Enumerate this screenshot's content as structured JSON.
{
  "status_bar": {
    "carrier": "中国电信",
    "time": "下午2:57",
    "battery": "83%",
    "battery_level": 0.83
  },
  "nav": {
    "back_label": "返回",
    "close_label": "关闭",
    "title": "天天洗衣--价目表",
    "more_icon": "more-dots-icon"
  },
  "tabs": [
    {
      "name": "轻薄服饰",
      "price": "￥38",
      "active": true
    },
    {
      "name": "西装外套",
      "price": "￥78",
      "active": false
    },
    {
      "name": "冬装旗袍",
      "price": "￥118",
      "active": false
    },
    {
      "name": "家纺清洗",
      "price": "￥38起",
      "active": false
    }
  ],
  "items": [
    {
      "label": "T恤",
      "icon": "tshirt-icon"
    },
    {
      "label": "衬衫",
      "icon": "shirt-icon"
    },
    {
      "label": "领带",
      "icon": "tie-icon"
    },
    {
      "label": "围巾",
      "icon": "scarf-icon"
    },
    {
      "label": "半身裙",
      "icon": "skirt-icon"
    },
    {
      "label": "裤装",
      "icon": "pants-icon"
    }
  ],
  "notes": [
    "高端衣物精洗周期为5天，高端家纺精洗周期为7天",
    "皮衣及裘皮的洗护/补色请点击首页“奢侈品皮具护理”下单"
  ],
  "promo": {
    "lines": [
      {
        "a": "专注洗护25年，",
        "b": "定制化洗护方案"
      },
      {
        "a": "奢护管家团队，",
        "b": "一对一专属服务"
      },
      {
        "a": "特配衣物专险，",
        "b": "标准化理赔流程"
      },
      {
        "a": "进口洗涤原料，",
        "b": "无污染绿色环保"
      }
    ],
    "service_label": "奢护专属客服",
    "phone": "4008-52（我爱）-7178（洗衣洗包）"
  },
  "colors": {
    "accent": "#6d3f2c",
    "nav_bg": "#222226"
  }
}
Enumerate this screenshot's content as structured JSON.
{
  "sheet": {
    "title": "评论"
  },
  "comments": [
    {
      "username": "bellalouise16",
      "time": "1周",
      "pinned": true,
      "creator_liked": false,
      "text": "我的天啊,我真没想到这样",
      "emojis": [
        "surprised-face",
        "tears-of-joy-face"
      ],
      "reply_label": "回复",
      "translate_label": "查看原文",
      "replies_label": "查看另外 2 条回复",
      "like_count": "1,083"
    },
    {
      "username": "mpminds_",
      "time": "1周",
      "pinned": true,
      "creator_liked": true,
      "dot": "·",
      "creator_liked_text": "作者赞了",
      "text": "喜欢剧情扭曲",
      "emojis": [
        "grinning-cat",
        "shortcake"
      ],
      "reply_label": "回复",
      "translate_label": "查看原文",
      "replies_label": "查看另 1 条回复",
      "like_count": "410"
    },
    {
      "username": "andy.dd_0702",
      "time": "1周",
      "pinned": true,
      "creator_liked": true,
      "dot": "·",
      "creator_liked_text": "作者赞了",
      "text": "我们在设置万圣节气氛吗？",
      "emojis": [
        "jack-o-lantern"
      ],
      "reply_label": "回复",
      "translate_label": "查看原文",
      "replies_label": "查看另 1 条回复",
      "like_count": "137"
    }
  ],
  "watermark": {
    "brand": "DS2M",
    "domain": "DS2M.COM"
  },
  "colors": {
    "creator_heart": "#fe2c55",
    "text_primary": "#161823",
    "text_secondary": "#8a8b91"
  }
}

Directions for this task
Write the whole listing out again. Keep every line exactly as it is.

The answer
Enumerate this screenshot's content as structured JSON.
{
  "status_bar": {
    "carrier": "中国电信",
    "time": "下午2:57",
    "battery": "83%",
    "battery_level": 0.83
  },
  "nav": {
    "back_label": "返回",
    "close_label": "关闭",
    "title": "天天洗衣--价目表",
    "more_icon": "more-dots-icon"
  },
  "tabs": [
    {
      "name": "轻薄服饰",
      "price": "￥38",
      "active": true
    },
    {
      "name": "西装外套",
      "price": "￥78",
      "active": false
    },
    {
      "name": "冬装旗袍",
      "price": "￥118",
      "active": false
    },
    {
      "name": "家纺清洗",
      "price": "￥38起",
      "active": false
    }
  ],
  "items": [
    {
      "label": "T恤",
      "icon": "tshirt-icon"
    },
    {
      "label": "衬衫",
      "icon": "shirt-icon"
    },
    {
      "label": "领带",
      "icon": "tie-icon"
    },
    {
      "label": "围巾",
      "icon": "scarf-icon"
    },
    {
      "label": "半身裙",
      "icon": "skirt-icon"
    },
    {
      "label": "裤装",
      "icon": "pants-icon"
    }
  ],
  "notes": [
    "高端衣物精洗周期为5天，高端家纺精洗周期为7天",
    "皮衣及裘皮的洗护/补色请点击首页“奢侈品皮具护理”下单"
  ],
  "promo": {
    "lines": [
      {
        "a": "专注洗护25年，",
        "b": "定制化洗护方案"
      },
      {
        "a": "奢护管家团队，",
        "b": "一对一专属服务"
      },
      {
        "a": "特配衣物专险，",
        "b": "标准化理赔流程"
      },
      {
        "a": "进口洗涤原料，",
        "b": "无污染绿色环保"
      }
    ],
    "service_label": "奢护专属客服",
    "phone": "4008-52（我爱）-7178（洗衣洗包）"
  },
  "colors": {
    "accent": "#6d3f2c",
    "nav_bg": "#222226"
  }
}
Enumerate this screenshot's content as structured JSON.
{
  "sheet": {
    "title": "评论"
  },
  "comments": [
    {
      "username": "bellalouise16",
      "time": "1周",
      "pinned": true,
      "creator_liked": false,
      "text": "我的天啊,我真没想到这样",
      "emojis": [
        "surprised-face",
        "tears-of-joy-face"
      ],
      "reply_label": "回复",
      "translate_label": "查看原文",
      "replies_label": "查看另外 2 条回复",
      "like_count": "1,083"
    },
    {
      "username": "mpminds_",
      "time": "1周",
      "pinned": true,
      "creator_liked": true,
      "dot": "·",
      "creator_liked_text": "作者赞了",
      "text": "喜欢剧情扭曲",
      "emojis": [
        "grinning-cat",
        "shortcake"
      ],
      "reply_label": "回复",
      "translate_label": "查看原文",
      "replies_label": "查看另 1 条回复",
      "like_count": "410"
    },
    {
      "username": "andy.dd_0702",
      "time": "1周",
      "pinned": true,
      "creator_liked": true,
      "dot": "·",
      "creator_liked_text": "作者赞了",
      "text": "我们在设置万圣节气氛吗？",
      "emojis": [
        "jack-o-lantern"
      ],
      "reply_label": "回复",
      "translate_label": "查看原文",
      "replies_label": "查看另 1 条回复",
      "like_count": "137"
    }
  ],
  "watermark": {
    "brand": "DS2M",
    "domain": "DS2M.COM"
  },
  "colors": {
    "creator_heart": "#fe2c55",
    "text_primary": "#161823",
    "text_secondary": "#8a8b91"
  }
}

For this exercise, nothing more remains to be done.